━━━━━ Input rows
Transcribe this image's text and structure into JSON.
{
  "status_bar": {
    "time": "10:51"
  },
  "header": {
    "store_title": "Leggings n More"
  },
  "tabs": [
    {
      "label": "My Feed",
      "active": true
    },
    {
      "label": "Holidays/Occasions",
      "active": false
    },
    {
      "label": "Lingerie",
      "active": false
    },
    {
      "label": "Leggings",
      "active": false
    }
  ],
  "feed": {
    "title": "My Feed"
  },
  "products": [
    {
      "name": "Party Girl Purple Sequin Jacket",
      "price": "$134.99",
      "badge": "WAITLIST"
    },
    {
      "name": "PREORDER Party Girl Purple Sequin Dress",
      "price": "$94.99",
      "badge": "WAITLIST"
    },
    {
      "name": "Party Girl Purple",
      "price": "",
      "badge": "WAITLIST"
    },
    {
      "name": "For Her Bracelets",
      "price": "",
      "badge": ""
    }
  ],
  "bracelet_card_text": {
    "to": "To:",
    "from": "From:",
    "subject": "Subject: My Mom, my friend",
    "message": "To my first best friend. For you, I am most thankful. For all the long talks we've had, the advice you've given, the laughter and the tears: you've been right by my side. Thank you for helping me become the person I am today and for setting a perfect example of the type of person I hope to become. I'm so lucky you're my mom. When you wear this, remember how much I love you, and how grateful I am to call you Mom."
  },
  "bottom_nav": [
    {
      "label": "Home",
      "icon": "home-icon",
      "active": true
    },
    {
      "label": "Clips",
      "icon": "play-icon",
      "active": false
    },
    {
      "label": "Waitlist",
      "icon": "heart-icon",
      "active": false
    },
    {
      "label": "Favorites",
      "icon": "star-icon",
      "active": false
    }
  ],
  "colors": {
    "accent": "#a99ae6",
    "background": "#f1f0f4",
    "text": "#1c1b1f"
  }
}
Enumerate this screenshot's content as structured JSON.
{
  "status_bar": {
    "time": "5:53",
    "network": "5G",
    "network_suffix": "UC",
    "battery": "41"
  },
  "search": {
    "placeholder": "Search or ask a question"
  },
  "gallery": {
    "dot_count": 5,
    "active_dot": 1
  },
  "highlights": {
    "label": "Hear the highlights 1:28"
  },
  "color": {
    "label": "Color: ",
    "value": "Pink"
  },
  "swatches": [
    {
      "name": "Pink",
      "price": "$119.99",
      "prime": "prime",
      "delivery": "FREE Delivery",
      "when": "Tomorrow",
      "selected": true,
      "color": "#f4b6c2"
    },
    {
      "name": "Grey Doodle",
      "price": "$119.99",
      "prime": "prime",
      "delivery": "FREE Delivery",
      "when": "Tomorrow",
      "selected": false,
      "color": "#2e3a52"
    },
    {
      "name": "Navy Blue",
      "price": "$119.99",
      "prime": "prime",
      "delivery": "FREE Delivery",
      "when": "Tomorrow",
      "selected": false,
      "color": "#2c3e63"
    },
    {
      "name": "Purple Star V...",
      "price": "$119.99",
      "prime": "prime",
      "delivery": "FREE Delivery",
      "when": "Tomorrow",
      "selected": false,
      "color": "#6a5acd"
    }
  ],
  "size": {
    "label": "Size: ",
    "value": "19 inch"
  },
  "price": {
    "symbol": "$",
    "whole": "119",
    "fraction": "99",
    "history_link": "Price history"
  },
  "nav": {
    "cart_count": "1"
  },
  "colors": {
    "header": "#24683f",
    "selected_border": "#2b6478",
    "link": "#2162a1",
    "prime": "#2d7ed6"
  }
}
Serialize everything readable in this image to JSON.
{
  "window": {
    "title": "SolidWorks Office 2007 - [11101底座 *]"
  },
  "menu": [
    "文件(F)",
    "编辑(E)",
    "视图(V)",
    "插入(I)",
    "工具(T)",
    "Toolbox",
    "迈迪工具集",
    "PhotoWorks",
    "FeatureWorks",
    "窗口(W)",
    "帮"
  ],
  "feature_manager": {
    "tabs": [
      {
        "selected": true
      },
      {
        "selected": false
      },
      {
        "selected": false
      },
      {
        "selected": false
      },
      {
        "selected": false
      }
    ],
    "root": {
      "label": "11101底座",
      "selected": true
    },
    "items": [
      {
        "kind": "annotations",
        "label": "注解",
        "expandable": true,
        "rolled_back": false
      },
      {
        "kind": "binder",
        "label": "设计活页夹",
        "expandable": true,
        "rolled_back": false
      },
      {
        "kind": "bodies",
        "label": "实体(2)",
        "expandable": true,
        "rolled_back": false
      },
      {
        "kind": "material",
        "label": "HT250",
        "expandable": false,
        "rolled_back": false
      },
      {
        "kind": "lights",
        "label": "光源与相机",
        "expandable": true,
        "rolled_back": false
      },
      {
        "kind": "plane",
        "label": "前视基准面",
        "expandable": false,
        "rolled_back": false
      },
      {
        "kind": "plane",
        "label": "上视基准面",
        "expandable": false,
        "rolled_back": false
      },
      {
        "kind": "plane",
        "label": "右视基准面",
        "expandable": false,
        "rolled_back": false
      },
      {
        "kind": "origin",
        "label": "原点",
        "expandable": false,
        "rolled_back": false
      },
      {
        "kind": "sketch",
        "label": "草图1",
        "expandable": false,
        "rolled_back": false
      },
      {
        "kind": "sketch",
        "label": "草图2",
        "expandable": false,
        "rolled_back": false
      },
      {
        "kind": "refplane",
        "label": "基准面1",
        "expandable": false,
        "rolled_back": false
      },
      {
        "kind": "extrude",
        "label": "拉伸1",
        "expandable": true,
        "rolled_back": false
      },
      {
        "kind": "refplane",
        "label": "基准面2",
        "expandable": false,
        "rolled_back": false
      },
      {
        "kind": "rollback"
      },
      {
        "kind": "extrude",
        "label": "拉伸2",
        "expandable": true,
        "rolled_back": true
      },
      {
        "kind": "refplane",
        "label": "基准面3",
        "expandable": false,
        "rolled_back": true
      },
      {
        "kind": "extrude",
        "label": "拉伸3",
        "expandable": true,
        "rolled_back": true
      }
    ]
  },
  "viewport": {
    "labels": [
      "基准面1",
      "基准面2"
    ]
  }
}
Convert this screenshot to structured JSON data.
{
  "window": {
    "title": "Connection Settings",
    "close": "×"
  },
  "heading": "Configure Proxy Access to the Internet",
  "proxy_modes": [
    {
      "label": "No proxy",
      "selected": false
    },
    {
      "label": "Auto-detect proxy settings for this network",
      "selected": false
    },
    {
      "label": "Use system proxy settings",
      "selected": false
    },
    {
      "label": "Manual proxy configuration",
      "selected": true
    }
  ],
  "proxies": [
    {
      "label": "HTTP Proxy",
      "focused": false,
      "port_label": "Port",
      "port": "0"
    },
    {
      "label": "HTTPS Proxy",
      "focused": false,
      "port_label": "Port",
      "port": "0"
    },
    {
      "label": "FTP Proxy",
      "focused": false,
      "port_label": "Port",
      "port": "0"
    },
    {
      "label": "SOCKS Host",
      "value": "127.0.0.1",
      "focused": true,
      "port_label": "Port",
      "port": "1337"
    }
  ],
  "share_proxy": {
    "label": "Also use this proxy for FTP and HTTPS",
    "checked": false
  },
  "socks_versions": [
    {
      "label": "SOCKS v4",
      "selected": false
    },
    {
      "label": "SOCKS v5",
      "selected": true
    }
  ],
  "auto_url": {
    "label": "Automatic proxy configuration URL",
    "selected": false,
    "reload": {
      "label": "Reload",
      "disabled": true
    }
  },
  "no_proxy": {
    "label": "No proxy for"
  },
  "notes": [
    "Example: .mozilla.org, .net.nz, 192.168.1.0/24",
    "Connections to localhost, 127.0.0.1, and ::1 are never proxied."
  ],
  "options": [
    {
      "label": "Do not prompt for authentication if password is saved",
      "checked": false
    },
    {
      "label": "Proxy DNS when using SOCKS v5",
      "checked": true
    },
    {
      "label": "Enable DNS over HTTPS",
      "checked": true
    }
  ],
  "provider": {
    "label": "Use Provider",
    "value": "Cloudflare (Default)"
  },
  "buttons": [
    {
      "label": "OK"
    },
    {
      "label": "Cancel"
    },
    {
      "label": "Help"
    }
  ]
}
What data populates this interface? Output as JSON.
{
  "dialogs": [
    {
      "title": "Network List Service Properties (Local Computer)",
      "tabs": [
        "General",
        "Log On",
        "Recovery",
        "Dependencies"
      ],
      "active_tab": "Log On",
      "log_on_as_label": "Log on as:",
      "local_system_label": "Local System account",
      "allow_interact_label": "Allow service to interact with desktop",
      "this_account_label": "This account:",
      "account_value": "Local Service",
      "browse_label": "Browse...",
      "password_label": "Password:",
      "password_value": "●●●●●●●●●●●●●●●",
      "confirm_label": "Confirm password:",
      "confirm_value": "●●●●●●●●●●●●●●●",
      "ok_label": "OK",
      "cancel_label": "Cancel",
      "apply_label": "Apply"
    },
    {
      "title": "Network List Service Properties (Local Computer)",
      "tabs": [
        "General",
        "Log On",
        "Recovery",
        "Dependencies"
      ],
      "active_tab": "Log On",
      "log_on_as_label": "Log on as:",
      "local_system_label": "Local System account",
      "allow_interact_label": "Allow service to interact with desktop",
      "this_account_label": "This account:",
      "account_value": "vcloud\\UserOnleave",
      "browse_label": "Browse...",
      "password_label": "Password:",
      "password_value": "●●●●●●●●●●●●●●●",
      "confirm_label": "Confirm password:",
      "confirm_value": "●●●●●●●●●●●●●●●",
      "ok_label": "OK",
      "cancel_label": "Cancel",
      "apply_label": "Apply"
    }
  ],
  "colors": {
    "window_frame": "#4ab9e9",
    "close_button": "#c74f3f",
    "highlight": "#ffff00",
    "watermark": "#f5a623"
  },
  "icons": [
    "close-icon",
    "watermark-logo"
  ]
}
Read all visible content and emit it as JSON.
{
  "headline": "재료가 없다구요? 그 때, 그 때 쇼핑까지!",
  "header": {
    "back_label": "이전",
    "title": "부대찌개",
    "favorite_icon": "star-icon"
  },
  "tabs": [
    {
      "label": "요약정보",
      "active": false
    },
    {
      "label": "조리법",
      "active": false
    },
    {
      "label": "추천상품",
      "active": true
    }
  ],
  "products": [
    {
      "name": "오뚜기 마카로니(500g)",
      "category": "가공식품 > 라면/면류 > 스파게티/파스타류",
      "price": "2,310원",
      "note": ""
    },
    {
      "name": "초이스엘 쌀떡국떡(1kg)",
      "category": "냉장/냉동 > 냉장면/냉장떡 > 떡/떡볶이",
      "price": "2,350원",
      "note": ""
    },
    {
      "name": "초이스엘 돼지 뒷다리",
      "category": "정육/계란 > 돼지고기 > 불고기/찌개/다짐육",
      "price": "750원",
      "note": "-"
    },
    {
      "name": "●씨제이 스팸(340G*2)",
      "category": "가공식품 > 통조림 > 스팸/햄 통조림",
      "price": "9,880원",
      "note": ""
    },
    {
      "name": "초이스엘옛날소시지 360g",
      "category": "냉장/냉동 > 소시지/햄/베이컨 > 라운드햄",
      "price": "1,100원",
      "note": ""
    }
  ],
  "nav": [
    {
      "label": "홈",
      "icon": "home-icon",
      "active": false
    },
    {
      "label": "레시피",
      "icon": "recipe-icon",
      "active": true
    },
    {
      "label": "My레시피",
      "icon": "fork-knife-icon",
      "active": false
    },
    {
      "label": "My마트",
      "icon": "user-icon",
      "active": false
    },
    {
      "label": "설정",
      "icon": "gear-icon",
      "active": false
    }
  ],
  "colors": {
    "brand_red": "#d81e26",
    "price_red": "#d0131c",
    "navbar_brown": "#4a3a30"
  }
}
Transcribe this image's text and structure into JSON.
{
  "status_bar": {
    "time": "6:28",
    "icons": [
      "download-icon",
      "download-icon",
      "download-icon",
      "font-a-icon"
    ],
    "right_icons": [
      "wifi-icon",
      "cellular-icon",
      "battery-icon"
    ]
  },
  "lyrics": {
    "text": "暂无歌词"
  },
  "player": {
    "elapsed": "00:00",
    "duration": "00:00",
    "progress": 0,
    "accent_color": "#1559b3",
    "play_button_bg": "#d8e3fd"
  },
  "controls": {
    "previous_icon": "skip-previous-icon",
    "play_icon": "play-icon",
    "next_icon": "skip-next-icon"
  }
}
━━━━━━━━━━
#### Written problem:
Go through the material and select each line with the string "Leggings" in it.

#### Answer to the problem:
    "store_title": "Leggings n More"
      "label": "Leggings",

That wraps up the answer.